• Entries supplied
┄┄┄┄┄┄

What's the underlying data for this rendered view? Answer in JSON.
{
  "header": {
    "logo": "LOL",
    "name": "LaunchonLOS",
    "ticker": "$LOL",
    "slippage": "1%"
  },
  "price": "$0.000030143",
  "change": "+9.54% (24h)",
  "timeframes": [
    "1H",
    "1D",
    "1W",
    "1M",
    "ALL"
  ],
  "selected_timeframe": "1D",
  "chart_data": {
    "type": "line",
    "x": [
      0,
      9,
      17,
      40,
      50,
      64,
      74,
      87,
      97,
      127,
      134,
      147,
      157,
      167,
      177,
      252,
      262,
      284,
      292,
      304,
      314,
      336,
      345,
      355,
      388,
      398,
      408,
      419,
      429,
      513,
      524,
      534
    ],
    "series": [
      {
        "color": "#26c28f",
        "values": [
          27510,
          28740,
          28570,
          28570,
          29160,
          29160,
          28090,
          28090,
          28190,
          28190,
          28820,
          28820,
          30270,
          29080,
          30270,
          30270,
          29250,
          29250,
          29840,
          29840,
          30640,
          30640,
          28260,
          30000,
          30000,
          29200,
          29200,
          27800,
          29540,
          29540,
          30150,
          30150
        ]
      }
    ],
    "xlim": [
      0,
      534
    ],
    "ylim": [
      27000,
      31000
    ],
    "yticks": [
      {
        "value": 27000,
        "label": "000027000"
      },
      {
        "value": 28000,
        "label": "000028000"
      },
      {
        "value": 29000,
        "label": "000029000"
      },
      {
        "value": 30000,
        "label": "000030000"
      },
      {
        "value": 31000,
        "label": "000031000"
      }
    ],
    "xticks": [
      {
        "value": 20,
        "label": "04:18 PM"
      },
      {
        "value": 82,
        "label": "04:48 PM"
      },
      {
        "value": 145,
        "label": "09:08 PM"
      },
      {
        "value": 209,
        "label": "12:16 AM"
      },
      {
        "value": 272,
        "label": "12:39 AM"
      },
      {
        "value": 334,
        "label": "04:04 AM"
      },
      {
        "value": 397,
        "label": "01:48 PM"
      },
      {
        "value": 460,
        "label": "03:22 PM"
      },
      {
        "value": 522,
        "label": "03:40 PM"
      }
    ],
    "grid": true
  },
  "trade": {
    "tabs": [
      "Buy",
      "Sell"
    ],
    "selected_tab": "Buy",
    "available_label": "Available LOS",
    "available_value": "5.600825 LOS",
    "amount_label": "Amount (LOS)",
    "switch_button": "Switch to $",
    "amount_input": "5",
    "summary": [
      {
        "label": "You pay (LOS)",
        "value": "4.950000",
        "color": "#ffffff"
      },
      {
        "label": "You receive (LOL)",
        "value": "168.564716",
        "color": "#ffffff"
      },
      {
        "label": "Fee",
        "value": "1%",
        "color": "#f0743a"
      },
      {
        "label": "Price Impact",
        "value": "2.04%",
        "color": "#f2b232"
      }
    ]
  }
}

┄┄┄┄┄┄

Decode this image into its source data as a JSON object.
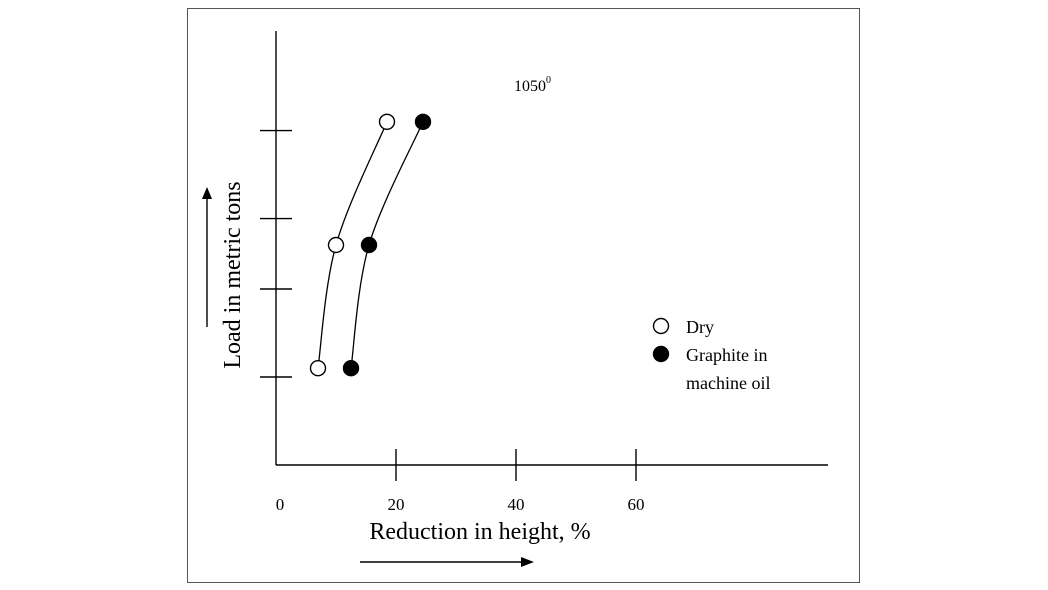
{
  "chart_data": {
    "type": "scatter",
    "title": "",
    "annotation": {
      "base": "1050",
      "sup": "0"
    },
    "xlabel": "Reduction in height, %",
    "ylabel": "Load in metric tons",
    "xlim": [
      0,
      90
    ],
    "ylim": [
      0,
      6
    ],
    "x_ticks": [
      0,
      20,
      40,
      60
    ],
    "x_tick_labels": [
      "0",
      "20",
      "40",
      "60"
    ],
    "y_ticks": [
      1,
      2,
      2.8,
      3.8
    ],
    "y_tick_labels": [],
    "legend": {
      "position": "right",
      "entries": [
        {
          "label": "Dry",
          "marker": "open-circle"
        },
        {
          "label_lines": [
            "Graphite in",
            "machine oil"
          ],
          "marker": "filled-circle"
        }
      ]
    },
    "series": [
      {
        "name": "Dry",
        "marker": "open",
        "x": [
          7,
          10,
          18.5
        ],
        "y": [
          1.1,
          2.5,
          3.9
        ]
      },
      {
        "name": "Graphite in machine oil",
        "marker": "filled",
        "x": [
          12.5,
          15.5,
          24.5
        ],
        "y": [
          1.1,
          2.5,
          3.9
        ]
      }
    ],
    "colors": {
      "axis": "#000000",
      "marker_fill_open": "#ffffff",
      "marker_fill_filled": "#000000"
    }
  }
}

┄┄┄┄┄┄

• Brief
Copy out each line in the preceding records that contains "circle".

• Solution to this task
          "marker": "open-circle"
          "marker": "filled-circle"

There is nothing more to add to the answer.